Exercise goal: What is the number of lines in these entries that include "solo"? Write that number and no other text.
--
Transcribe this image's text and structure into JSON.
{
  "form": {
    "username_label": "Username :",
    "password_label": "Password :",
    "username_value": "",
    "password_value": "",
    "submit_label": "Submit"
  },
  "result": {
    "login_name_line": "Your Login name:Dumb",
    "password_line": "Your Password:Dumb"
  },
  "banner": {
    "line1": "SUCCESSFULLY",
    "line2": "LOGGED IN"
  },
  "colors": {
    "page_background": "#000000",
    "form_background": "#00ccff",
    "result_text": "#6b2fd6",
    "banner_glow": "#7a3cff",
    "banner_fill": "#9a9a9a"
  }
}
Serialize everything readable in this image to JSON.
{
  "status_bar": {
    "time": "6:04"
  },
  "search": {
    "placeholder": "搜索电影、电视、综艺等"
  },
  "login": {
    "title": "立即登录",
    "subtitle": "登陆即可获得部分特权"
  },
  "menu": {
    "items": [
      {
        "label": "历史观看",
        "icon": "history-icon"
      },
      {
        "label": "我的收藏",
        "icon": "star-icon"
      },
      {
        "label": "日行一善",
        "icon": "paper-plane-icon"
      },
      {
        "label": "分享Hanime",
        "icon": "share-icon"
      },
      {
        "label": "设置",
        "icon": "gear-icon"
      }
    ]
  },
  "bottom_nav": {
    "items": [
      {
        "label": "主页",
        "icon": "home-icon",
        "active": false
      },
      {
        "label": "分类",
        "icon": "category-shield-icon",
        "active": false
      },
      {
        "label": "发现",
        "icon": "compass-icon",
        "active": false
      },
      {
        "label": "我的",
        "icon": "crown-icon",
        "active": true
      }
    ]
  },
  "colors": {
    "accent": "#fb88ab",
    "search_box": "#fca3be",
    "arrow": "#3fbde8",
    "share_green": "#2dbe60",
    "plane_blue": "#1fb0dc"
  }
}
--
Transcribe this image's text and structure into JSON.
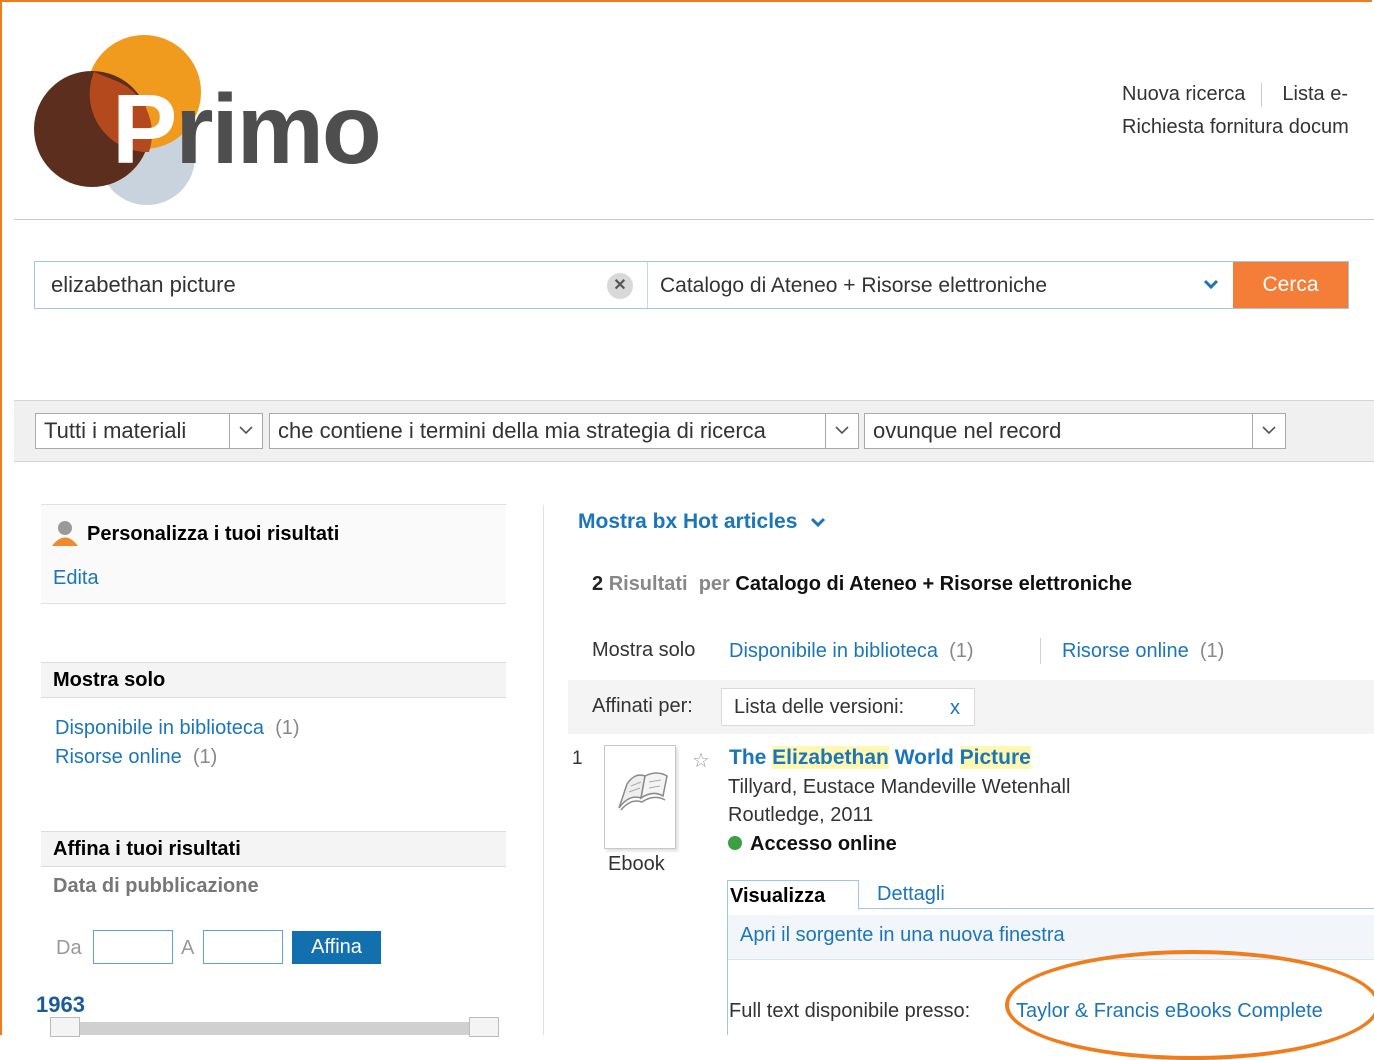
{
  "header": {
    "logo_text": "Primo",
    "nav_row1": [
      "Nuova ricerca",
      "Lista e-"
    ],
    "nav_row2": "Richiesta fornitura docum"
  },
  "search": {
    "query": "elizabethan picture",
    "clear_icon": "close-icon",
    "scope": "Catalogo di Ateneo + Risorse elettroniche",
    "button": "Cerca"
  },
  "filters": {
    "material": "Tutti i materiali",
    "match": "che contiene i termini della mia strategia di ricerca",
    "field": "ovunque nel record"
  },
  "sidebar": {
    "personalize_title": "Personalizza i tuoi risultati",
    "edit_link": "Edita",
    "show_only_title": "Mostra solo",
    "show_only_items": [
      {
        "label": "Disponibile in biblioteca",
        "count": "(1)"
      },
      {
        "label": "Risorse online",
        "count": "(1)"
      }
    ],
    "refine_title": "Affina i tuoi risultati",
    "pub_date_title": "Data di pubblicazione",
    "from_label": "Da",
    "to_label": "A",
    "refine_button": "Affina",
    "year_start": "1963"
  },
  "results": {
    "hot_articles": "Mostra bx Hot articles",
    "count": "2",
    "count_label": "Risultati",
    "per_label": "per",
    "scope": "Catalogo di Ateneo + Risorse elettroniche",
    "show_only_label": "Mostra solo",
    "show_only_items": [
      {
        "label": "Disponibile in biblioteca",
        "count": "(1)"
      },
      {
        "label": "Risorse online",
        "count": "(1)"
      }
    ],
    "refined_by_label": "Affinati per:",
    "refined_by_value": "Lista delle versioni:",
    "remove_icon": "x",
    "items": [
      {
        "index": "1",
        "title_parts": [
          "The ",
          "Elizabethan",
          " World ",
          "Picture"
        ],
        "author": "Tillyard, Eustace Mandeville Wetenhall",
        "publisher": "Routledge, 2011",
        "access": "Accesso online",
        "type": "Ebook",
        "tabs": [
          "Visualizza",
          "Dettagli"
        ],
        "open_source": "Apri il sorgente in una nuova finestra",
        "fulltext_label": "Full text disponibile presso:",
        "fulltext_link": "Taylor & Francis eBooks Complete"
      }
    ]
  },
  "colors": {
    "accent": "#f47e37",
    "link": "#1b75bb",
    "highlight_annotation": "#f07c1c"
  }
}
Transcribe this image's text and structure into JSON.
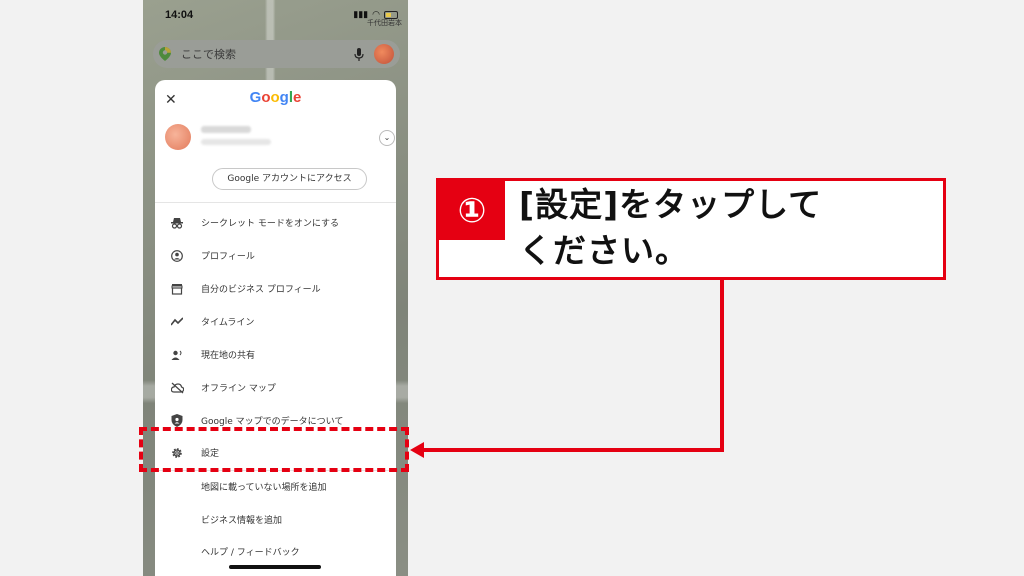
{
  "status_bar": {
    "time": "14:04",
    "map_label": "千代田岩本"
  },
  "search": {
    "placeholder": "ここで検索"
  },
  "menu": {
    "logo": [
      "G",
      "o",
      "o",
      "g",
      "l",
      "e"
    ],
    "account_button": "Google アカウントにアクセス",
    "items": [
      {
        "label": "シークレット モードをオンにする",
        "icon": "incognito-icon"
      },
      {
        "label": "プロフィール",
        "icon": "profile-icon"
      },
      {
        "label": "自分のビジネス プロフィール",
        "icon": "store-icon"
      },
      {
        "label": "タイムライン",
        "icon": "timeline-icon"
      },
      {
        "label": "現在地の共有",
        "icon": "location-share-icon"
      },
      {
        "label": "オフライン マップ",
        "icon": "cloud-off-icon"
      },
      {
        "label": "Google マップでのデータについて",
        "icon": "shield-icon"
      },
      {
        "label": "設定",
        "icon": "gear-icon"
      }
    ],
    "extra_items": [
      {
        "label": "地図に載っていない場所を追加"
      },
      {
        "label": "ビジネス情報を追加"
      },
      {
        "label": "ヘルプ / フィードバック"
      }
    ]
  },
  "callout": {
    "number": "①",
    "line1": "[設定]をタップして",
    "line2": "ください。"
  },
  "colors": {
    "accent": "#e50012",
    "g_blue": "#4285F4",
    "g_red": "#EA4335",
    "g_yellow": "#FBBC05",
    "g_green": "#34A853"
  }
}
--
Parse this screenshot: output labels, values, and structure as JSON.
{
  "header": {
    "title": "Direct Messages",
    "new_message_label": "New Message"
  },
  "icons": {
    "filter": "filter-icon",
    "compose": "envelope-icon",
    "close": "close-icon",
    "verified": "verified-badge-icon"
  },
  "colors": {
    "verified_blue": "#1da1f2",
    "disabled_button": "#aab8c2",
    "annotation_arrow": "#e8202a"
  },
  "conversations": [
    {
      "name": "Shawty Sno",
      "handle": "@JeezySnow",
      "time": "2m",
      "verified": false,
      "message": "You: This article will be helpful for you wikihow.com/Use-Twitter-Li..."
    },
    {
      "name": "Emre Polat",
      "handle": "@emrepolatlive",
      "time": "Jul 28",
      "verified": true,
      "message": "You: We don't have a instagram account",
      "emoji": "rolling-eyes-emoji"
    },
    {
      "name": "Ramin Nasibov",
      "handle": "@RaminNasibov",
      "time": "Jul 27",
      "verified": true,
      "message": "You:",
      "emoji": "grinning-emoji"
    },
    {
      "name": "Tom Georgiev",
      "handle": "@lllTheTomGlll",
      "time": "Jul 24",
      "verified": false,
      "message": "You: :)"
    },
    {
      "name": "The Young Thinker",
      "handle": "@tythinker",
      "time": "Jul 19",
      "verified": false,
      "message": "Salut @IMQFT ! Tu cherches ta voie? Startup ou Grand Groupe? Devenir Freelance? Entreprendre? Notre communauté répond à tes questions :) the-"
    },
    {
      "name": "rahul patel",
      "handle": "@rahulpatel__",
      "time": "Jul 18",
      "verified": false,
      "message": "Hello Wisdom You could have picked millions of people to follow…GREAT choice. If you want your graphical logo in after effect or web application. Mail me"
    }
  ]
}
--
Expected answer: 2